Task details:
Within this material, how many lines have the string "screenshot" in them? The answer is a number, with nothing added.

==== Supplied records ====

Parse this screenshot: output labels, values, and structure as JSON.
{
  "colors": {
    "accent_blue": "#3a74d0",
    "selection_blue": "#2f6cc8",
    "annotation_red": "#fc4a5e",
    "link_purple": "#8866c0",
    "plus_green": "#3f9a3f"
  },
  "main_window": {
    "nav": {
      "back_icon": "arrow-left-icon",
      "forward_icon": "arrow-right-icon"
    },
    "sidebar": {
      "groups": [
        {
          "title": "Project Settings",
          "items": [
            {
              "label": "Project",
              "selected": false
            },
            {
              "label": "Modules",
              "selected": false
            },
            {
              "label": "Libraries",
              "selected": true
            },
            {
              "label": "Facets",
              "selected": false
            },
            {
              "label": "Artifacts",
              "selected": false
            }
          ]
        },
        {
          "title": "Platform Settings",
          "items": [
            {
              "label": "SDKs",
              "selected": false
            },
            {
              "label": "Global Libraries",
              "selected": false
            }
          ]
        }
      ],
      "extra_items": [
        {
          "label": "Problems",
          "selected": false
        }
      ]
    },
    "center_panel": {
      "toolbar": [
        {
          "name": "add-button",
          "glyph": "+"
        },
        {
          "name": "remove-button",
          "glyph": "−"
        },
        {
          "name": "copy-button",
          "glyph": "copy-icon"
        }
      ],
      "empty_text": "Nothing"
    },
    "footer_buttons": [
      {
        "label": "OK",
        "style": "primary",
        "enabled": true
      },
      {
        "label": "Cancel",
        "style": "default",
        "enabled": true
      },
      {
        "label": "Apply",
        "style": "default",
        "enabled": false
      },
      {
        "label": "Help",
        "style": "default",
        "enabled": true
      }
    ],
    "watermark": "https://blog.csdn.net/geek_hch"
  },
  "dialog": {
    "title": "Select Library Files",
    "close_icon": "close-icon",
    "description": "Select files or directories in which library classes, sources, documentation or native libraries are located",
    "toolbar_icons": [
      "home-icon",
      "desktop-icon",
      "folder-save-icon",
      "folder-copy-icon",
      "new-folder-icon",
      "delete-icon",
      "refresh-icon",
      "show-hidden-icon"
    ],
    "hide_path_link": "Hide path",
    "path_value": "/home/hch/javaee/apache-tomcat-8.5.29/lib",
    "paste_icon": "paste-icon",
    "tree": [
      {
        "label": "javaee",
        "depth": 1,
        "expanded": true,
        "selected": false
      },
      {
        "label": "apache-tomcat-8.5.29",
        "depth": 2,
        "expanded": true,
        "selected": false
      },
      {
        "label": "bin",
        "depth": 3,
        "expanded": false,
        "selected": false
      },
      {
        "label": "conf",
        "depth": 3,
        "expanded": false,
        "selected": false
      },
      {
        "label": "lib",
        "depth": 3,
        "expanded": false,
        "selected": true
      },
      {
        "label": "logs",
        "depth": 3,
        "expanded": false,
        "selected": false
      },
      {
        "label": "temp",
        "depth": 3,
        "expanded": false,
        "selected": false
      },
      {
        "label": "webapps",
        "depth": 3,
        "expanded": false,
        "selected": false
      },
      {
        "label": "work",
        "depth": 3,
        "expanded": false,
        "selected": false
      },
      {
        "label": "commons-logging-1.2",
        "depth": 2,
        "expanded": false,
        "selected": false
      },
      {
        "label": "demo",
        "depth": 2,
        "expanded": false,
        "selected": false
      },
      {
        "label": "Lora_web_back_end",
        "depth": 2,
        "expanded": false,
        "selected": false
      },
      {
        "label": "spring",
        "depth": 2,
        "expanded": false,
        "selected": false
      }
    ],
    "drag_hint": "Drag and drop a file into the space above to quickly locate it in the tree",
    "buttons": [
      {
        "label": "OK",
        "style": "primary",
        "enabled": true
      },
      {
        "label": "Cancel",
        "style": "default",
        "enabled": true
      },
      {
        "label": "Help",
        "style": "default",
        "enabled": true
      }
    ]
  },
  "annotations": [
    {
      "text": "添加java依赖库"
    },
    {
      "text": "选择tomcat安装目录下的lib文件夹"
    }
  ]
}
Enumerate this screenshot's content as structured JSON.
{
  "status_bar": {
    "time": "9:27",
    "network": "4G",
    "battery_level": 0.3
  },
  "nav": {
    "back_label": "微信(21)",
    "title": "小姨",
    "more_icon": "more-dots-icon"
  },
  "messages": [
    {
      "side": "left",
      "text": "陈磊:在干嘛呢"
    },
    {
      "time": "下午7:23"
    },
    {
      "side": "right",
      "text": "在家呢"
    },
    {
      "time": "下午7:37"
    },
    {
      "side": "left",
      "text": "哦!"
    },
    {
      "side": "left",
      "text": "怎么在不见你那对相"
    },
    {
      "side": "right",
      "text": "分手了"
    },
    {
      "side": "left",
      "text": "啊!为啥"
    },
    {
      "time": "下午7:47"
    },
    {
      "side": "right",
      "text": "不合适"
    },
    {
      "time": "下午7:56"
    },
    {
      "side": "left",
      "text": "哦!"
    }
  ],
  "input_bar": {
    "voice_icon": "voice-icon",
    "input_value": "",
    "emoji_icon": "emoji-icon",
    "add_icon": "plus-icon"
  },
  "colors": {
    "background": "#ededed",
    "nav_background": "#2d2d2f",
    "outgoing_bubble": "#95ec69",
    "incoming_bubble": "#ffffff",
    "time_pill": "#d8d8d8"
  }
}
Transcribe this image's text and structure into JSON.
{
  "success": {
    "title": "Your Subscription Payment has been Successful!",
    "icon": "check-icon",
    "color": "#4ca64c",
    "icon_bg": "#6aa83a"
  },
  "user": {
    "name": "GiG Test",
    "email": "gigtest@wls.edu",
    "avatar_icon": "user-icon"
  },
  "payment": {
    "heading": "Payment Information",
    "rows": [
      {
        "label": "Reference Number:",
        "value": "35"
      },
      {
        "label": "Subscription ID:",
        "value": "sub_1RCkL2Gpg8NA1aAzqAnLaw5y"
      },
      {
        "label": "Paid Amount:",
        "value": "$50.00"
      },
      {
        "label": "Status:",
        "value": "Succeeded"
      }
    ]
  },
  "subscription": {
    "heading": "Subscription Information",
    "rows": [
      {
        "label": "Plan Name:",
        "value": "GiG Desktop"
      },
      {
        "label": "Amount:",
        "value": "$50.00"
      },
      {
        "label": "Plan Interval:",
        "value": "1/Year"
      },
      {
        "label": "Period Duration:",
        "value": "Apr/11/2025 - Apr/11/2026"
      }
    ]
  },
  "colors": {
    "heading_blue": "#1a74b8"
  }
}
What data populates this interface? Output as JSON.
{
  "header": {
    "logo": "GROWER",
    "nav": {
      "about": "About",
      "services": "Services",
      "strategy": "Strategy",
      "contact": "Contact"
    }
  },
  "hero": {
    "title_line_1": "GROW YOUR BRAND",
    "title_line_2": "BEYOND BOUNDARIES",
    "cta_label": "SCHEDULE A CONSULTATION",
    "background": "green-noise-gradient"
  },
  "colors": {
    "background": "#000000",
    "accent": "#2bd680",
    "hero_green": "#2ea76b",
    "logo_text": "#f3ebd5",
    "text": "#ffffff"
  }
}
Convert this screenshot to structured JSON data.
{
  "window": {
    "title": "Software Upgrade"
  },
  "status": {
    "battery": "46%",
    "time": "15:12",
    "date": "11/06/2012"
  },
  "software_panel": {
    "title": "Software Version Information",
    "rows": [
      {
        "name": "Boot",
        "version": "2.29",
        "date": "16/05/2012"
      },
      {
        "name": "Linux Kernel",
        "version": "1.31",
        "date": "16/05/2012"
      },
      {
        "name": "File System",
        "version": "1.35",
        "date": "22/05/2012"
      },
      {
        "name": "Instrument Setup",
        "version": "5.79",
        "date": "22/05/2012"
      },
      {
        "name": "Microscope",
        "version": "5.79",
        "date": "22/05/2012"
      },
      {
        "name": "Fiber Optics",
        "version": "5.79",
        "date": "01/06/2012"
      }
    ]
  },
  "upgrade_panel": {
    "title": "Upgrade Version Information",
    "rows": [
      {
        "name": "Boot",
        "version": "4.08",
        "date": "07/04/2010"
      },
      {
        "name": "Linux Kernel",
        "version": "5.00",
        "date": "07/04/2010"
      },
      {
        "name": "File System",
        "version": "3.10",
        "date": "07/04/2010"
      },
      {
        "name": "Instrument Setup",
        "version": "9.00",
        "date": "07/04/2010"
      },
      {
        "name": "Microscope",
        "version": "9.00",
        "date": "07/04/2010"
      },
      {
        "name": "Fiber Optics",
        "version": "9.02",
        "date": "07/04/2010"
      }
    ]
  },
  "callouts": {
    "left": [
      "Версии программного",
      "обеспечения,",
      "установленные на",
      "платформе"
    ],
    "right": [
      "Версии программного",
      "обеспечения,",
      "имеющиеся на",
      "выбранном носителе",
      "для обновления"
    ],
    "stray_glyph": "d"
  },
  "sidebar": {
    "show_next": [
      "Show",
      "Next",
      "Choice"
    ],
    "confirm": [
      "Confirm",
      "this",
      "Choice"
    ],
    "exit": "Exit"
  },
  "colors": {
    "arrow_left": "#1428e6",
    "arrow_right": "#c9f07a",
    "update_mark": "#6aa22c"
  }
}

====

Result of the exercise:
3